What you should do: Check each line for the string "特色专业", then give only how many lines have it.

start Recorded information

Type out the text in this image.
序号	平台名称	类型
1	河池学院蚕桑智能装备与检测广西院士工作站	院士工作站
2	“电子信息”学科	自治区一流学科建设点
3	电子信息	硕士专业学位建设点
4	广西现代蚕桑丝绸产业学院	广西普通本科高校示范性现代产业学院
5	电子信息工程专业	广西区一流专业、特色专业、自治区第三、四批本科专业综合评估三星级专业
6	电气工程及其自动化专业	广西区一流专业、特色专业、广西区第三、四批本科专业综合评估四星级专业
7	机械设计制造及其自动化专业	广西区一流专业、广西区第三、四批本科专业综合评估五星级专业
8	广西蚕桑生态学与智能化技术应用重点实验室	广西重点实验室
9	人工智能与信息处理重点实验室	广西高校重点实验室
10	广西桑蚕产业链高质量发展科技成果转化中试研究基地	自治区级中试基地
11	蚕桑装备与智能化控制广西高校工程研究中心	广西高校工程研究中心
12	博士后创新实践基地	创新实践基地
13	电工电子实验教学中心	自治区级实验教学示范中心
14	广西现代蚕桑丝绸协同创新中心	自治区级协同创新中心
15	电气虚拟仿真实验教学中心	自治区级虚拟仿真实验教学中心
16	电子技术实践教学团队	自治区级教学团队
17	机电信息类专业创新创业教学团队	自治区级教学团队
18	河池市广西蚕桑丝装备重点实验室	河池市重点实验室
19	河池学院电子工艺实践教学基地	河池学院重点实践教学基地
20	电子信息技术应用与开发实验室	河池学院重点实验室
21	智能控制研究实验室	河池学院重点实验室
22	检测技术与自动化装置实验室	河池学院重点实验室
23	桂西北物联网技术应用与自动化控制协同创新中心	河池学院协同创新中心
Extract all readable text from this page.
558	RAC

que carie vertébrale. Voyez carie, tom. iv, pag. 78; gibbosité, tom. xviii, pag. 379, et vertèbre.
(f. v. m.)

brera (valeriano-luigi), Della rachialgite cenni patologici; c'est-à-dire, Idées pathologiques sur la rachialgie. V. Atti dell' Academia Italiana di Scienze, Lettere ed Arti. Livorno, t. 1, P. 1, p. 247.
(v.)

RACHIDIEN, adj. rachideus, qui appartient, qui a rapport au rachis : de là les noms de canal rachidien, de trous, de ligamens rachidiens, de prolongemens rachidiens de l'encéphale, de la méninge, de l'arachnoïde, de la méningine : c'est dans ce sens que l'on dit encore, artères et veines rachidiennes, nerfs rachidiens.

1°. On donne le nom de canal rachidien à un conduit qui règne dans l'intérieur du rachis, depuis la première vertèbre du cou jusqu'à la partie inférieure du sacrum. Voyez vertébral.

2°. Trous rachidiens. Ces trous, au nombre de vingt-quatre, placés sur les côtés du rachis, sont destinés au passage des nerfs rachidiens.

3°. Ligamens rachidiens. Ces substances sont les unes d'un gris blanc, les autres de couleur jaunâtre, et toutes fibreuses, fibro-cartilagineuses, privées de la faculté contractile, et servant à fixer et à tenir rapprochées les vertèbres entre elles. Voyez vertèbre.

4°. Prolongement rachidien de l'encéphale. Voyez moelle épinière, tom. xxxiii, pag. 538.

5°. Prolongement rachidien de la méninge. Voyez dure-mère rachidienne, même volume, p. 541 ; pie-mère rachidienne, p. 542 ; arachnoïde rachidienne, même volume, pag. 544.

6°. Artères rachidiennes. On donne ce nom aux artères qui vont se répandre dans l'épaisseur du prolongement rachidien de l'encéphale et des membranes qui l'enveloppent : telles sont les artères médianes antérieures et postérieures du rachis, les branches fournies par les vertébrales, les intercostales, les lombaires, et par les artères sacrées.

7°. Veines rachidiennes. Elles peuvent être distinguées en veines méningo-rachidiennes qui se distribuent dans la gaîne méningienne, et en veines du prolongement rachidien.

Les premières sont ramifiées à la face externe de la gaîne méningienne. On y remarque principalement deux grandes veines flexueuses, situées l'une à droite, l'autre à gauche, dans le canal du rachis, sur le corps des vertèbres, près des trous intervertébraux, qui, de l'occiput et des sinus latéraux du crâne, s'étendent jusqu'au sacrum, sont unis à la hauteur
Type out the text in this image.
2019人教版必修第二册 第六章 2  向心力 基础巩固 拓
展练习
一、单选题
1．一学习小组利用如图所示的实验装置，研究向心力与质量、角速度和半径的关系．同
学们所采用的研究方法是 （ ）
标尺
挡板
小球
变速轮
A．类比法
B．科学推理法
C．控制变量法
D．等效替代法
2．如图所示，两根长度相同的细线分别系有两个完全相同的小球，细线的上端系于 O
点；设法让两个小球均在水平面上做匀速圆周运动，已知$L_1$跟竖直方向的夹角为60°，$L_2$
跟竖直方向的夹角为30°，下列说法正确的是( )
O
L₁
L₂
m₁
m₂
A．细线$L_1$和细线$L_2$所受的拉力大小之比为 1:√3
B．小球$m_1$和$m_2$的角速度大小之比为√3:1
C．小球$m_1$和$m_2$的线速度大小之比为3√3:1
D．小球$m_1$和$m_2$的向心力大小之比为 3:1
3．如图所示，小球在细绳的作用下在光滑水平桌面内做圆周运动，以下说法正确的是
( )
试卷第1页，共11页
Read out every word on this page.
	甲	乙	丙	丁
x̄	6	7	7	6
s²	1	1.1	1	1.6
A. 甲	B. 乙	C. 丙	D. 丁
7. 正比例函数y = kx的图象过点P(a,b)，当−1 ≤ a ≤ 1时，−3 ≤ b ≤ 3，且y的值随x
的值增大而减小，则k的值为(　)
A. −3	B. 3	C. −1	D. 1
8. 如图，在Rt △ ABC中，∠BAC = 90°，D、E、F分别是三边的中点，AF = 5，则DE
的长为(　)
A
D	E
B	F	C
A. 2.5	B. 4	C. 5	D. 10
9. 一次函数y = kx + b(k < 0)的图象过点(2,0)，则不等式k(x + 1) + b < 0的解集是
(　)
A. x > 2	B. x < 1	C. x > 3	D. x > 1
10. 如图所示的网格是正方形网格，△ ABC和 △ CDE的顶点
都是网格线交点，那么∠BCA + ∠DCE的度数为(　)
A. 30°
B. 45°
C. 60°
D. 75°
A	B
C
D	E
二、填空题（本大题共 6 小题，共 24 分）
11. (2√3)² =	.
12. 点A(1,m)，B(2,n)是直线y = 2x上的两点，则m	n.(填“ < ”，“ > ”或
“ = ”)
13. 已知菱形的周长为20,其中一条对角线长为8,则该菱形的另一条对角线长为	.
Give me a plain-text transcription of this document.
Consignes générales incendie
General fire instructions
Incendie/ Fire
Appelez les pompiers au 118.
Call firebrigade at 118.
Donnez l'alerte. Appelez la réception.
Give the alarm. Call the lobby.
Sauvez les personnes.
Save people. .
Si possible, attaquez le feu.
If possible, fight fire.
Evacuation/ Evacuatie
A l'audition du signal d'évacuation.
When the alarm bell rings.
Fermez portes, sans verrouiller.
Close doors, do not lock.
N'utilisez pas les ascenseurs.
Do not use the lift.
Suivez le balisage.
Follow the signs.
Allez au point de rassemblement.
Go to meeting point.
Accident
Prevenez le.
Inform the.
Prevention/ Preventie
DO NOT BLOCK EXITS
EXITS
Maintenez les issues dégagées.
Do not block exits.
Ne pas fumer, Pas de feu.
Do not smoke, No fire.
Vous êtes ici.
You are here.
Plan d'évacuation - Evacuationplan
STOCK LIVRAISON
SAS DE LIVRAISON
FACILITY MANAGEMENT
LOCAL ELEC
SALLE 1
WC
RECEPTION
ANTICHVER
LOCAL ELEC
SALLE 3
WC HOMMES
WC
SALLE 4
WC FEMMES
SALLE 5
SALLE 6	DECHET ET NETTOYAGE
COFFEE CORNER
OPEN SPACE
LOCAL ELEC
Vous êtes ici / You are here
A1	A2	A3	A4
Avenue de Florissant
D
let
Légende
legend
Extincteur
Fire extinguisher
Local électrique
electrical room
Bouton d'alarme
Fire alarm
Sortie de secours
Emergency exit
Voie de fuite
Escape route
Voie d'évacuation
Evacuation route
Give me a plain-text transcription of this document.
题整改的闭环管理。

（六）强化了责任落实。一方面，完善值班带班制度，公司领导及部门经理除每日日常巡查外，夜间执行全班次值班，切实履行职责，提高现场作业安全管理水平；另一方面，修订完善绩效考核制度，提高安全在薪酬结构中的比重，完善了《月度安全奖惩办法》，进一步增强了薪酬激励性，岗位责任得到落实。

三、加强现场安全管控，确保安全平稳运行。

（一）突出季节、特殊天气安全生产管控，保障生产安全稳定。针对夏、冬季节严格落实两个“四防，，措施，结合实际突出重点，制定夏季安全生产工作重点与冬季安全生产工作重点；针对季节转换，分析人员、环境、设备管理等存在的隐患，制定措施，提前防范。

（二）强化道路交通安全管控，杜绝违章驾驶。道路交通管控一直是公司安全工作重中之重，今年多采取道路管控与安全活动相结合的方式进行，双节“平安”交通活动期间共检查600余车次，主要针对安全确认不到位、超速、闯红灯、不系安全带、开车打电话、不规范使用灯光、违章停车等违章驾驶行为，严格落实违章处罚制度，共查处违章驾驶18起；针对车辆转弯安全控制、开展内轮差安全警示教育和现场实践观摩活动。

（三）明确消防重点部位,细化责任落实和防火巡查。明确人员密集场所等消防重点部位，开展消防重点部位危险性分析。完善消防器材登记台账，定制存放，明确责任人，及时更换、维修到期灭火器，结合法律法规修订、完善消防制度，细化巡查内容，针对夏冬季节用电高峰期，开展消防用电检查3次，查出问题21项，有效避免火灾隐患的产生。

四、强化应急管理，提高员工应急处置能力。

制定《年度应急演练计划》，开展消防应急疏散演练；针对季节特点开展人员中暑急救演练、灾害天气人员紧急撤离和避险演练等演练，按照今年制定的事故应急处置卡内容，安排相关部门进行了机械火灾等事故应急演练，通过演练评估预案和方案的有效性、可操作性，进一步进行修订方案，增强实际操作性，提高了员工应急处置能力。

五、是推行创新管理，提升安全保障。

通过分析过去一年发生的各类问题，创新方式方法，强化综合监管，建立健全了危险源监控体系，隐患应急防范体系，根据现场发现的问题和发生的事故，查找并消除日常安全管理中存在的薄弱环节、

end Recorded information

Full answer: 2